**Exercise aim**
Transcribe the whole listing below without changing a word, but leave out every image.

A run of records:
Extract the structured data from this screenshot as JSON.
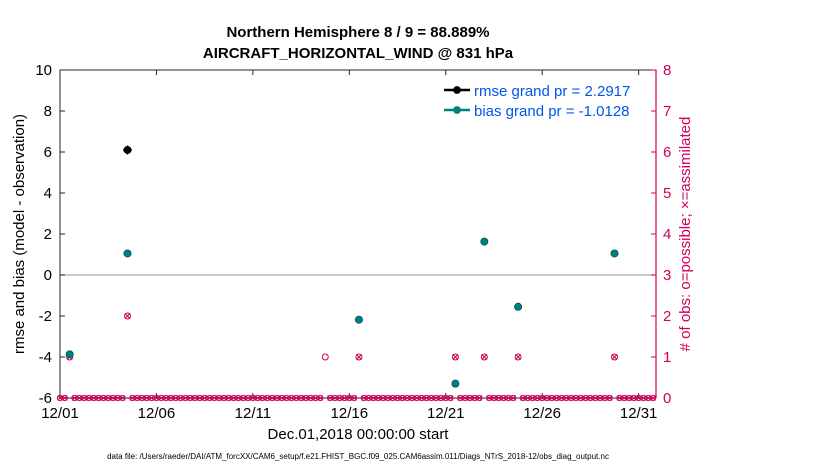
{
  "chart_data": {
    "type": "scatter",
    "title": "Northern Hemisphere 8 / 9 = 88.889%",
    "subtitle": "AIRCRAFT_HORIZONTAL_WIND @ 831 hPa",
    "xlabel": "Dec.01,2018 00:00:00 start",
    "ylabel_left": "rmse and bias (model - observation)",
    "ylabel_right": "# of obs: o=possible; ×=assimilated",
    "footnote": "data file: /Users/raeder/DAI/ATM_forcXX/CAM6_setup/f.e21.FHIST_BGC.f09_025.CAM6assim.011/Diags_NTrS_2018-12/obs_diag_output.nc",
    "x_ticks": [
      1,
      6,
      11,
      16,
      21,
      26,
      31
    ],
    "x_tick_labels": [
      "12/01",
      "12/06",
      "12/11",
      "12/16",
      "12/21",
      "12/26",
      "12/31"
    ],
    "xlim": [
      1,
      31.9
    ],
    "ylim_left": [
      -6,
      10
    ],
    "y_ticks_left": [
      -6,
      -4,
      -2,
      0,
      2,
      4,
      6,
      8,
      10
    ],
    "y_tick_labels_left": [
      "-6",
      "-4",
      "-2",
      "0",
      "2",
      "4",
      "6",
      "8",
      "10"
    ],
    "ylim_right": [
      0,
      8
    ],
    "y_ticks_right": [
      0,
      1,
      2,
      3,
      4,
      5,
      6,
      7,
      8
    ],
    "y_tick_labels_right": [
      "0",
      "1",
      "2",
      "3",
      "4",
      "5",
      "6",
      "7",
      "8"
    ],
    "zero_line": 0,
    "series": [
      {
        "name": "rmse",
        "legend": "rmse grand pr = 2.2917",
        "color": "#000000",
        "points": [
          [
            1.5,
            -3.87
          ],
          [
            4.5,
            6.1
          ]
        ]
      },
      {
        "name": "bias",
        "legend": "bias grand pr = -1.0128",
        "color": "#008080",
        "points": [
          [
            1.5,
            -3.87
          ],
          [
            4.5,
            1.05
          ],
          [
            16.5,
            -2.18
          ],
          [
            21.5,
            -5.3
          ],
          [
            23.0,
            1.63
          ],
          [
            24.75,
            -1.55
          ],
          [
            29.75,
            1.05
          ]
        ]
      },
      {
        "name": "obs_possible",
        "axis": "right",
        "color": "#d1005a",
        "points": [
          [
            1.5,
            1
          ],
          [
            4.5,
            2
          ],
          [
            14.75,
            1
          ],
          [
            16.5,
            1
          ],
          [
            21.5,
            1
          ],
          [
            23.0,
            1
          ],
          [
            24.75,
            1
          ],
          [
            29.75,
            1
          ]
        ]
      },
      {
        "name": "obs_assimilated",
        "axis": "right",
        "color": "#d1005a",
        "points": [
          [
            1.5,
            1
          ],
          [
            4.5,
            2
          ],
          [
            16.5,
            1
          ],
          [
            21.5,
            1
          ],
          [
            23.0,
            1
          ],
          [
            24.75,
            1
          ],
          [
            29.75,
            1
          ]
        ]
      }
    ],
    "obs_zero_spacing_days": 0.25,
    "colors": {
      "left_axis": "#000000",
      "right_axis": "#d1005a",
      "legend_text": "#0055ee",
      "zero_line": "#b0b0b0"
    }
  }
}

**Task output**
Extract the structured data from this screenshot as JSON.
{
  "chart_data": {
    "type": "scatter",
    "title": "Northern Hemisphere 8 / 9 = 88.889%",
    "subtitle": "AIRCRAFT_HORIZONTAL_WIND @ 831 hPa",
    "xlabel": "Dec.01,2018 00:00:00 start",
    "ylabel_left": "rmse and bias (model - observation)",
    "ylabel_right": "# of obs: o=possible; ×=assimilated",
    "footnote": "data file: /Users/raeder/DAI/ATM_forcXX/CAM6_setup/f.e21.FHIST_BGC.f09_025.CAM6assim.011/Diags_NTrS_2018-12/obs_diag_output.nc",
    "x_ticks": [
      1,
      6,
      11,
      16,
      21,
      26,
      31
    ],
    "x_tick_labels": [
      "12/01",
      "12/06",
      "12/11",
      "12/16",
      "12/21",
      "12/26",
      "12/31"
    ],
    "xlim": [
      1,
      31.9
    ],
    "ylim_left": [
      -6,
      10
    ],
    "y_ticks_left": [
      -6,
      -4,
      -2,
      0,
      2,
      4,
      6,
      8,
      10
    ],
    "y_tick_labels_left": [
      "-6",
      "-4",
      "-2",
      "0",
      "2",
      "4",
      "6",
      "8",
      "10"
    ],
    "ylim_right": [
      0,
      8
    ],
    "y_ticks_right": [
      0,
      1,
      2,
      3,
      4,
      5,
      6,
      7,
      8
    ],
    "y_tick_labels_right": [
      "0",
      "1",
      "2",
      "3",
      "4",
      "5",
      "6",
      "7",
      "8"
    ],
    "zero_line": 0,
    "series": [
      {
        "name": "rmse",
        "legend": "rmse grand pr = 2.2917",
        "color": "#000000",
        "points": [
          [
            1.5,
            -3.87
          ],
          [
            4.5,
            6.1
          ]
        ]
      },
      {
        "name": "bias",
        "legend": "bias grand pr = -1.0128",
        "color": "#008080",
        "points": [
          [
            1.5,
            -3.87
          ],
          [
            4.5,
            1.05
          ],
          [
            16.5,
            -2.18
          ],
          [
            21.5,
            -5.3
          ],
          [
            23.0,
            1.63
          ],
          [
            24.75,
            -1.55
          ],
          [
            29.75,
            1.05
          ]
        ]
      },
      {
        "name": "obs_possible",
        "axis": "right",
        "color": "#d1005a",
        "points": [
          [
            1.5,
            1
          ],
          [
            4.5,
            2
          ],
          [
            14.75,
            1
          ],
          [
            16.5,
            1
          ],
          [
            21.5,
            1
          ],
          [
            23.0,
            1
          ],
          [
            24.75,
            1
          ],
          [
            29.75,
            1
          ]
        ]
      },
      {
        "name": "obs_assimilated",
        "axis": "right",
        "color": "#d1005a",
        "points": [
          [
            1.5,
            1
          ],
          [
            4.5,
            2
          ],
          [
            16.5,
            1
          ],
          [
            21.5,
            1
          ],
          [
            23.0,
            1
          ],
          [
            24.75,
            1
          ],
          [
            29.75,
            1
          ]
        ]
      }
    ],
    "obs_zero_spacing_days": 0.25,
    "colors": {
      "left_axis": "#000000",
      "right_axis": "#d1005a",
      "legend_text": "#0055ee",
      "zero_line": "#b0b0b0"
    }
  }
}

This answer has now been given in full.